• **Stored data**:
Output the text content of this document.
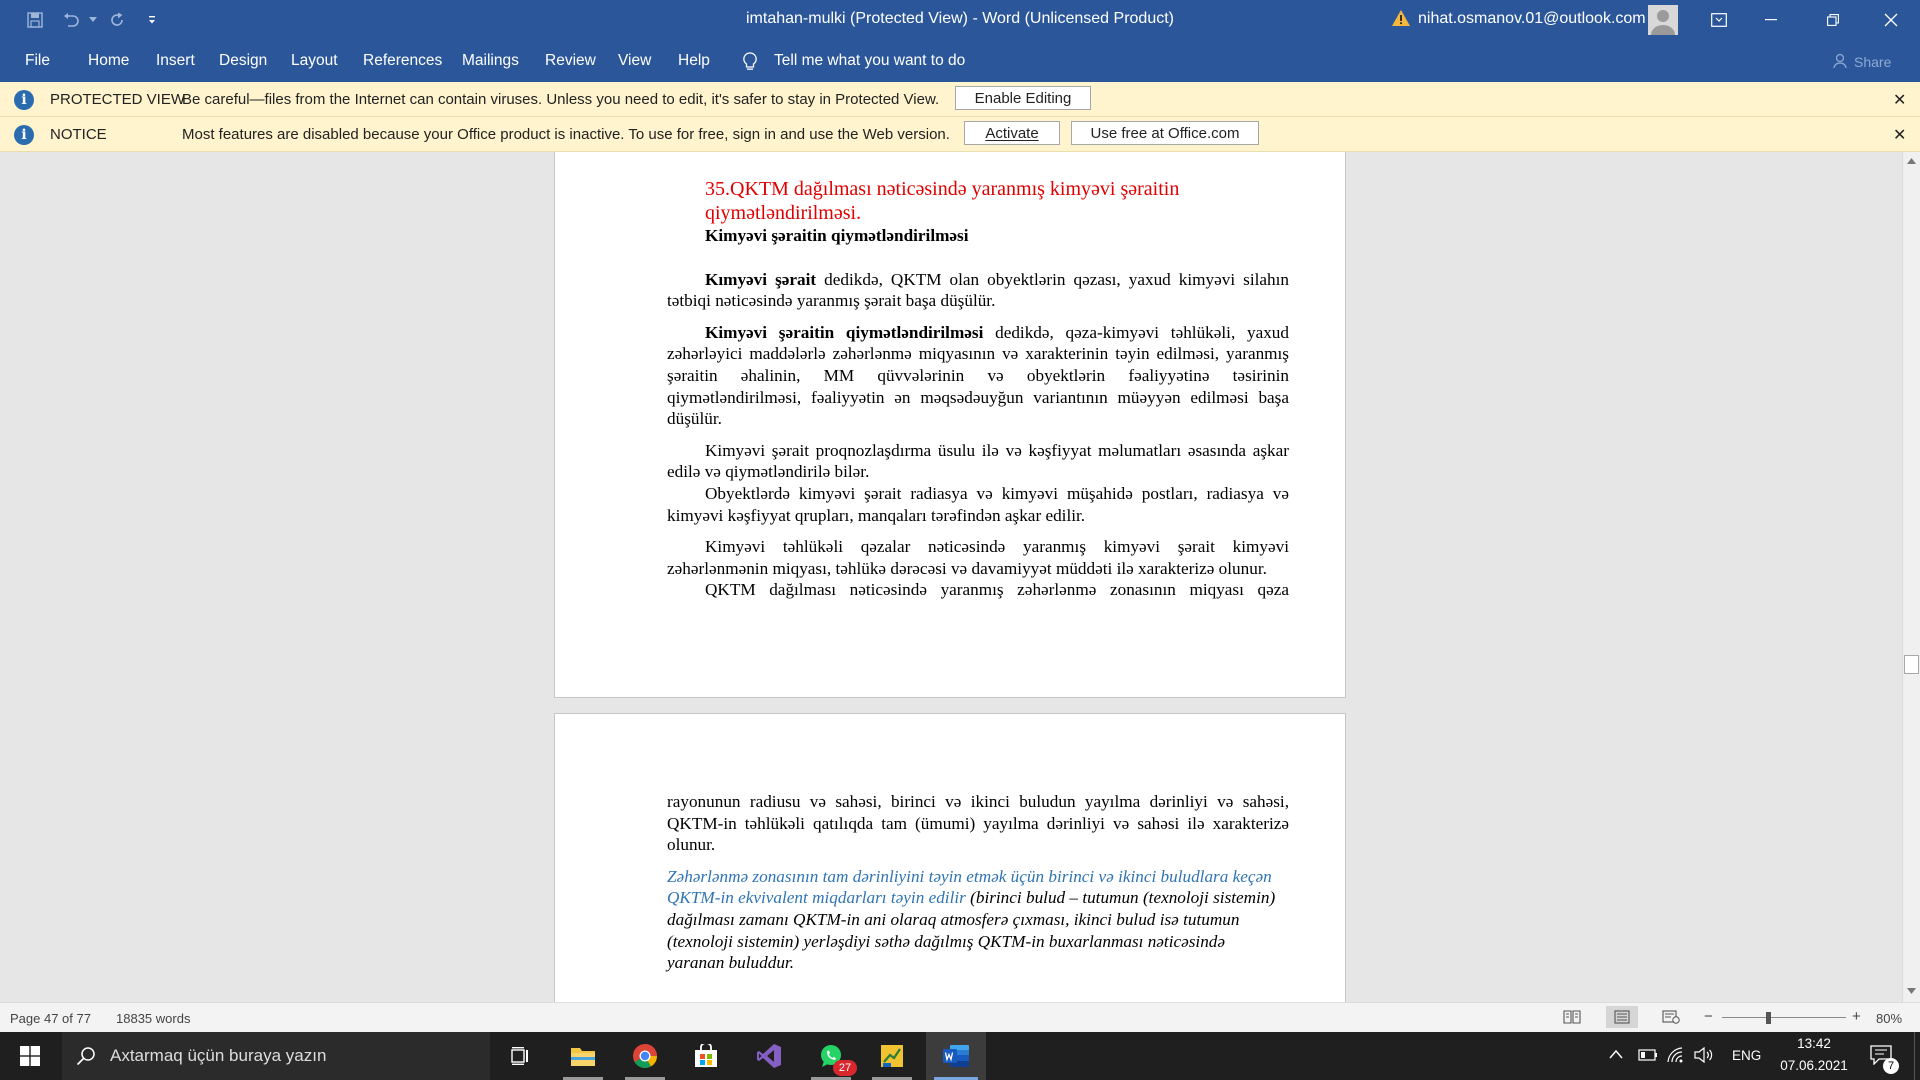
imtahan-mulki (Protected View) - Word (Unlicensed Product)	nihat.osmanov.01@outlook.com
File Home Insert Design Layout References Mailings Review View Help	Tell me what you want to do	Share
i	PROTECTED VIEW
Be careful—files from the Internet can contain viruses. Unless you need to edit, it's safer to stay in Protected View.	Enable Editing	✕
i	NOTICE	Most features are disabled because your Office product is inactive. To use for free, sign in and use the Web version.	Activate	Use free at Office.com	✕
35.QKTM dağılması nəticəsində yaranmış kimyəvi şəraitin qiymətləndirilməsi.
Kimyəvi şəraitin qiymətləndirilməsi

Kımyəvi şərait dedikdə, QKTM olan obyektlərin qəzası, yaxud kimyəvi silahın tətbiqi nəticəsində yaranmış şərait başa düşülür.

Kimyəvi şəraitin qiymətləndirilməsi dedikdə, qəza-kimyəvi təhlükəli, yaxud zəhərləyici maddələrlə zəhərlənmə miqyasının və xarakterinin təyin edilməsi, yaranmış şəraitin əhalinin, MM qüvvələrinin və obyektlərin fəaliyyətinə təsirinin qiymətləndirilməsi, fəaliyyətin ən məqsədəuyğun variantının müəyyən edilməsi başa düşülür.

Kimyəvi şərait proqnozlaşdırma üsulu ilə və kəşfiyyat məlumatları əsasında aşkar edilə və qiymətləndirilə bilər.

Obyektlərdə kimyəvi şərait radiasya və kimyəvi müşahidə postları, radiasya və kimyəvi kəşfiyyat qrupları, manqaları tərəfindən aşkar edilir.

Kimyəvi təhlükəli qəzalar nəticəsində yaranmış kimyəvi şərait kimyəvi zəhərlənmənin miqyası, təhlükə dərəcəsi və davamiyyət müddəti ilə xarakterizə olunur.

QKTM dağılması nəticəsində yaranmış zəhərlənmə zonasının miqyası qəza

rayonunun radiusu və sahəsi, birinci və ikinci buludun yayılma dərinliyi və sahəsi, QKTM-in təhlükəli qatılıqda tam (ümumi) yayılma dərinliyi və sahəsi ilə xarakterizə olunur.

Zəhərlənmə zonasının tam dərinliyini təyin etmək üçün birinci və ikinci buludlara keçən QKTM-in ekvivalent miqdarları təyin edilir (birinci bulud – tutumun (texnoloji sistemin) dağılması zamanı QKTM-in ani olaraq atmosferə çıxması, ikinci bulud isə tutumun (texnoloji sistemin) yerləşdiyi səthə dağılmış QKTM-in buxarlanması nəticəsində yaranan buluddur.

Page 47 of 77 18835 words	−	+ 80%
Axtarmaq üçün buraya yazın
27
ENG
13:42
07.06.2021	7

• **Directions for this task**: Report each line in the entries where the string "birinci" occurs.

• **Written answer**:
rayonunun radiusu və sahəsi, birinci və ikinci buludun yayılma dərinliyi və sahəsi, QKTM-in təhlükəli qatılıqda tam (ümumi) yayılma dərinliyi və sahəsi ilə xarakterizə olunur.
Zəhərlənmə zonasının tam dərinliyini təyin etmək üçün birinci və ikinci buludlara keçən QKTM-in ekvivalent miqdarları təyin edilir (birinci bulud – tutumun (texnoloji sistemin) dağılması zamanı QKTM-in ani olaraq atmosferə çıxması, ikinci bulud isə tutumun (texnoloji sistemin) yerləşdiyi səthə dağılmış QKTM-in buxarlanması nəticəsində yaranan buluddur.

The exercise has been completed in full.